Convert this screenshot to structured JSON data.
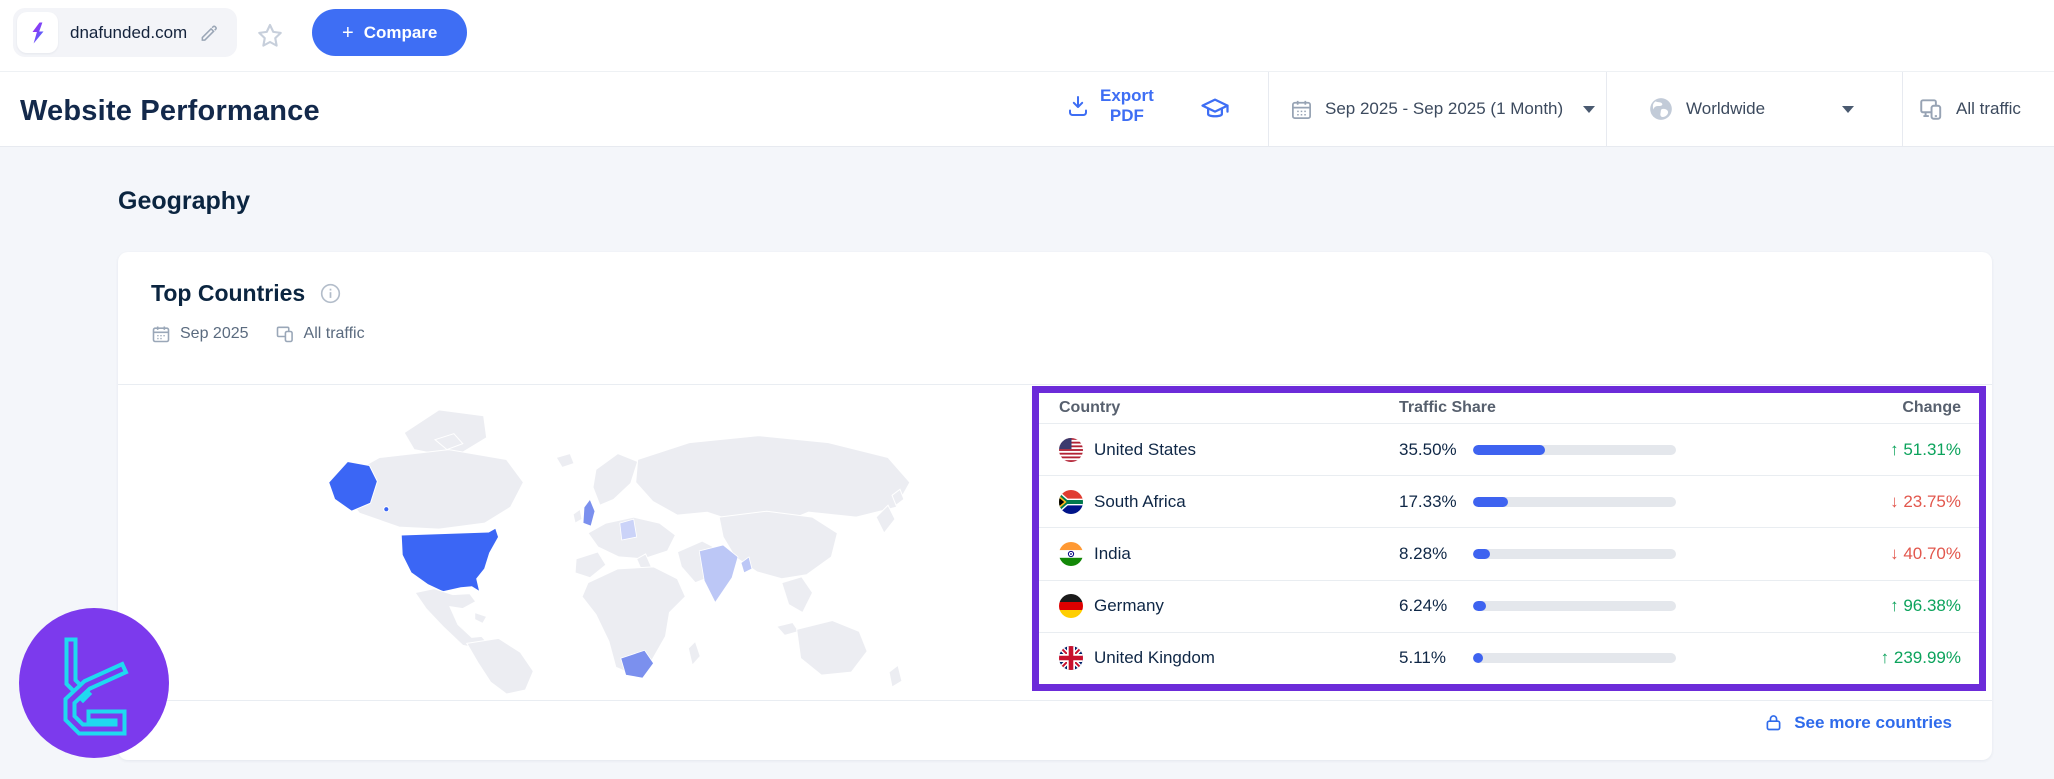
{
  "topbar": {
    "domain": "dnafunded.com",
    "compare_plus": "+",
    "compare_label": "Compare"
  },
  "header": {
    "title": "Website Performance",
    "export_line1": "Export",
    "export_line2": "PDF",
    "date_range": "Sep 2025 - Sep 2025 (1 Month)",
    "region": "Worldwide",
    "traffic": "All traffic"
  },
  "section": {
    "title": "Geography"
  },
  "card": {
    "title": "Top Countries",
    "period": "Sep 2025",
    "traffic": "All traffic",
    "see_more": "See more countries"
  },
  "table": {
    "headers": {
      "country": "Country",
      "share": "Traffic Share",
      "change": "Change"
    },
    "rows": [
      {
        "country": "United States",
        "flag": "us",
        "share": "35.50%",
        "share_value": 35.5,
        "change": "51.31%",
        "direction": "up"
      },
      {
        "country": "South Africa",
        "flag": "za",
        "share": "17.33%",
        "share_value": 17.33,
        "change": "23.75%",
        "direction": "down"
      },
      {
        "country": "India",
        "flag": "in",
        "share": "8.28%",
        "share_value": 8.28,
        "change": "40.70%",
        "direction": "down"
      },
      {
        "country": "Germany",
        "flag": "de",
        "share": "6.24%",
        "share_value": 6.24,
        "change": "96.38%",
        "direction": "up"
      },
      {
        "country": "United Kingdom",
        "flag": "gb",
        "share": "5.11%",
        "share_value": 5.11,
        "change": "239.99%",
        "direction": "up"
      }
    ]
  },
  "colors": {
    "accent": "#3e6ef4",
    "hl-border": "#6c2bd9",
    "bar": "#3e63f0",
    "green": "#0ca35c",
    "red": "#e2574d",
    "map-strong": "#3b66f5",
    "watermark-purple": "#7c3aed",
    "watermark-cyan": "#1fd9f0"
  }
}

□ □ □ □

Reproduce every entry word for word, but skip any pictures.

THE REPLY:
Convert this screenshot to structured JSON data.
{
  "topbar": {
    "domain": "dnafunded.com",
    "compare_plus": "+",
    "compare_label": "Compare"
  },
  "header": {
    "title": "Website Performance",
    "export_line1": "Export",
    "export_line2": "PDF",
    "date_range": "Sep 2025 - Sep 2025 (1 Month)",
    "region": "Worldwide",
    "traffic": "All traffic"
  },
  "section": {
    "title": "Geography"
  },
  "card": {
    "title": "Top Countries",
    "period": "Sep 2025",
    "traffic": "All traffic",
    "see_more": "See more countries"
  },
  "table": {
    "headers": {
      "country": "Country",
      "share": "Traffic Share",
      "change": "Change"
    },
    "rows": [
      {
        "country": "United States",
        "flag": "us",
        "share": "35.50%",
        "share_value": 35.5,
        "change": "51.31%",
        "direction": "up"
      },
      {
        "country": "South Africa",
        "flag": "za",
        "share": "17.33%",
        "share_value": 17.33,
        "change": "23.75%",
        "direction": "down"
      },
      {
        "country": "India",
        "flag": "in",
        "share": "8.28%",
        "share_value": 8.28,
        "change": "40.70%",
        "direction": "down"
      },
      {
        "country": "Germany",
        "flag": "de",
        "share": "6.24%",
        "share_value": 6.24,
        "change": "96.38%",
        "direction": "up"
      },
      {
        "country": "United Kingdom",
        "flag": "gb",
        "share": "5.11%",
        "share_value": 5.11,
        "change": "239.99%",
        "direction": "up"
      }
    ]
  },
  "colors": {
    "accent": "#3e6ef4",
    "hl-border": "#6c2bd9",
    "bar": "#3e63f0",
    "green": "#0ca35c",
    "red": "#e2574d",
    "map-strong": "#3b66f5",
    "watermark-purple": "#7c3aed",
    "watermark-cyan": "#1fd9f0"
  }
}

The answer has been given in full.